SHORT TASK —
Which lines hold the string "selection"? Copy every one of them.

[start of MATERIAL TO PROCESS]

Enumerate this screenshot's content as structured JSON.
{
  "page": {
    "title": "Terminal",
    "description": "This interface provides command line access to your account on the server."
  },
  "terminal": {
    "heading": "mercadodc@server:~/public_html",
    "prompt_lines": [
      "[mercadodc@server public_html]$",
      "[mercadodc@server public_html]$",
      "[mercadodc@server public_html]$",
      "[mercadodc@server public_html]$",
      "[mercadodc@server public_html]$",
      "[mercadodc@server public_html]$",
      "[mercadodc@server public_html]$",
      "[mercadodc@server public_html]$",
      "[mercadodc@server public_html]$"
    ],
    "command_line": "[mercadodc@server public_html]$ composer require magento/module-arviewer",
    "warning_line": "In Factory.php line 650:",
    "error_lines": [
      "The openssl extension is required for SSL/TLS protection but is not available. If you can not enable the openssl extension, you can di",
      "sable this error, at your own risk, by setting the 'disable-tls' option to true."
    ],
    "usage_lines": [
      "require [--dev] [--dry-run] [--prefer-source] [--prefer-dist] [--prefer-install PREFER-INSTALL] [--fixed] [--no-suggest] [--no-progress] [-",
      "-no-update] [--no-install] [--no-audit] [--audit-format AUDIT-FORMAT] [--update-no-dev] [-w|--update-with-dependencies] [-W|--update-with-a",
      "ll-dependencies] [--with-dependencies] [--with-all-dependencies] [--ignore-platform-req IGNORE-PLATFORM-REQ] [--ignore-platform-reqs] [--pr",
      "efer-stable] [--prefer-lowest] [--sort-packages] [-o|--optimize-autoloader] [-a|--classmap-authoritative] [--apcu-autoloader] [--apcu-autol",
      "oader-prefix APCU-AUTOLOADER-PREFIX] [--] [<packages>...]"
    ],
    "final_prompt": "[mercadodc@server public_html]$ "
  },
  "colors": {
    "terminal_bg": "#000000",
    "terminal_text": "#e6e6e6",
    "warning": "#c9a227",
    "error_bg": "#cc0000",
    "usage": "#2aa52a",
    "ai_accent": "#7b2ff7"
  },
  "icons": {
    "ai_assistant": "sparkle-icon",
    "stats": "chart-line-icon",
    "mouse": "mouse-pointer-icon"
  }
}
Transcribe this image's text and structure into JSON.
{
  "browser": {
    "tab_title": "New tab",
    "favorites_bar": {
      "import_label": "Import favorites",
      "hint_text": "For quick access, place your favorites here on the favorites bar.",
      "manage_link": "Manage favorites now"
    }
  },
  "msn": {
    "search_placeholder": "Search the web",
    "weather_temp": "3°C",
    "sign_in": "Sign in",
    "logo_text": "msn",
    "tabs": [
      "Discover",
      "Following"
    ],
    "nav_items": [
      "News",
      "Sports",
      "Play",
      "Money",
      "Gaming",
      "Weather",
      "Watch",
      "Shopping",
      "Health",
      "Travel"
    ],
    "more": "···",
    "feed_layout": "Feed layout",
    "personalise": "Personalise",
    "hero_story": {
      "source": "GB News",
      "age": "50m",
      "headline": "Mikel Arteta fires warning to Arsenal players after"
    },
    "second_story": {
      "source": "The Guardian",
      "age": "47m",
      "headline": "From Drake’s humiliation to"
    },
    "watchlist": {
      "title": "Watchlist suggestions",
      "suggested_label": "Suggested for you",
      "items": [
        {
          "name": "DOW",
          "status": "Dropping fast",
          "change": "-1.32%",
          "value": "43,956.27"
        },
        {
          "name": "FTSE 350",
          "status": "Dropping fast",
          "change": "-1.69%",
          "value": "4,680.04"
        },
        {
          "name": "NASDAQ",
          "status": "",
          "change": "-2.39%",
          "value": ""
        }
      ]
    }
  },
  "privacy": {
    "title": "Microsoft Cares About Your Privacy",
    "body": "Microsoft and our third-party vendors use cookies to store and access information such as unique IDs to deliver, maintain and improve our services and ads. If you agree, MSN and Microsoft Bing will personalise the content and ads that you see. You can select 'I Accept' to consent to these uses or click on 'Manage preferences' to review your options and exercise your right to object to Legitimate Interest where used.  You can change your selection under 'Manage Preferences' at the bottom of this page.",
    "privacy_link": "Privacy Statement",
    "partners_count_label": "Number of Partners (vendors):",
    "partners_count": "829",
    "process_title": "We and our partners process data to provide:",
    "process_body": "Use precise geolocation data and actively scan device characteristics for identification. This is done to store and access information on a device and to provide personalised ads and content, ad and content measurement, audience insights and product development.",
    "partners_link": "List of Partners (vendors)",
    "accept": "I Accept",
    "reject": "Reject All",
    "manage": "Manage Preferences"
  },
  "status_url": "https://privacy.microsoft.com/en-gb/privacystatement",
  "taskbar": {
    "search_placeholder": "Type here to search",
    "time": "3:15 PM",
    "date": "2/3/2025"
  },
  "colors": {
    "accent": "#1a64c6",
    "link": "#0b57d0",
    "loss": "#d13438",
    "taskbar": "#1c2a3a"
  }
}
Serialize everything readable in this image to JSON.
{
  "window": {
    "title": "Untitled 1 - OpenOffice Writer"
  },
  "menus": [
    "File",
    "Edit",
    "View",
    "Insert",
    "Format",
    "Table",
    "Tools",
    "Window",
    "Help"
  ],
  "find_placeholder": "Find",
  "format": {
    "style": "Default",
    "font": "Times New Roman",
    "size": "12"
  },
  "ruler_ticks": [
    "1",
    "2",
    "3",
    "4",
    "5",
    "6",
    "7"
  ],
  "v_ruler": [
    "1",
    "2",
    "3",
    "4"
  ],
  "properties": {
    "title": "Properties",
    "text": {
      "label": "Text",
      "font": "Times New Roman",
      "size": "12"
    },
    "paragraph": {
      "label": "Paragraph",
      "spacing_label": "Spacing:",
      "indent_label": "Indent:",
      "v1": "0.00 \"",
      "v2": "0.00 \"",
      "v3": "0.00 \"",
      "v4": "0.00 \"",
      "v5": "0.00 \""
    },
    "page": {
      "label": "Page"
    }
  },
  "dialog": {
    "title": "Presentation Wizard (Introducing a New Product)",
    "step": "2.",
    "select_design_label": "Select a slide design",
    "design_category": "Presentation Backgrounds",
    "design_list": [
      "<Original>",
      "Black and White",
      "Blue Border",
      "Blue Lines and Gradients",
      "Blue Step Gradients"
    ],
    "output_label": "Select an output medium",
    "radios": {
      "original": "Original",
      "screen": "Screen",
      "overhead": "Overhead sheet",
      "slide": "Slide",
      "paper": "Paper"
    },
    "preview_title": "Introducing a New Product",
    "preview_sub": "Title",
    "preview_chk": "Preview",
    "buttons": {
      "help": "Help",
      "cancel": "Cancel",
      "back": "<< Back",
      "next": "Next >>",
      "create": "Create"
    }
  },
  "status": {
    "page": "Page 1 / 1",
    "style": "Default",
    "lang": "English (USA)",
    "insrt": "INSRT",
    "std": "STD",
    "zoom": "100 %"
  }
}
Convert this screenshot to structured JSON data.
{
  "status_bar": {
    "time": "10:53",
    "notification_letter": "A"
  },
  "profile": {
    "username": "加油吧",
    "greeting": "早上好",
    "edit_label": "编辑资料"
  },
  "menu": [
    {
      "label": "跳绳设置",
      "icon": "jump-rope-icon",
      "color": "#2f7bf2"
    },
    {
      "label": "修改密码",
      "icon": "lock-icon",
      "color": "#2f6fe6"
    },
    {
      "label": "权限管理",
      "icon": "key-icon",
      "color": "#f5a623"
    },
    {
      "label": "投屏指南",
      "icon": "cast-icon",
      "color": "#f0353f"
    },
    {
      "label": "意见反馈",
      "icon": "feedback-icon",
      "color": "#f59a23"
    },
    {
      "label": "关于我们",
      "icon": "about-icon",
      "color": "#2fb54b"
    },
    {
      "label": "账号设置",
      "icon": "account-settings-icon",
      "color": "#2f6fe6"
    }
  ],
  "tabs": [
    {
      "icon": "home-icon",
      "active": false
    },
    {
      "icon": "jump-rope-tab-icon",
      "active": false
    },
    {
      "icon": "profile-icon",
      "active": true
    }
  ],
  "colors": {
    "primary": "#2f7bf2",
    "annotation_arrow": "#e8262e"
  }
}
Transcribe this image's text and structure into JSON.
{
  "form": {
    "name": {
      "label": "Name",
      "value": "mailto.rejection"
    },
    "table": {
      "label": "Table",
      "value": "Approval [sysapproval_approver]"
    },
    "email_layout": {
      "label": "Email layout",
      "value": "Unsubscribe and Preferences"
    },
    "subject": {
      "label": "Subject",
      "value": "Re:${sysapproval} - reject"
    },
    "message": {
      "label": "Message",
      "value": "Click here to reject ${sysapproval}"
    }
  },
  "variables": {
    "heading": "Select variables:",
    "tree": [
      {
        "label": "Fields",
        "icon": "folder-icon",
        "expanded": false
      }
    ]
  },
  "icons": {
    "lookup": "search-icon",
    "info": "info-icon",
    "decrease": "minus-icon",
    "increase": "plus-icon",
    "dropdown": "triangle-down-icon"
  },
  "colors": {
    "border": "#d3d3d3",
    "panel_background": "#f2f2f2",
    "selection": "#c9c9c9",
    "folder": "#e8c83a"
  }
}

[end of MATERIAL TO PROCESS]

RESULT OF THE TASK —
    "body": "Microsoft and our third-party vendors use cookies to store and access information such as unique IDs to deliver, maintain and improve our services and ads. If you agree, MSN and Microsoft Bing will personalise the content and ads that you see. You can select 'I Accept' to consent to these uses or click on 'Manage preferences' to review your options and exercise your right to object to Legitimate Interest where used.  You can change your selection under 'Manage Preferences' at the bottom of this page.",
    "selection": "#c9c9c9",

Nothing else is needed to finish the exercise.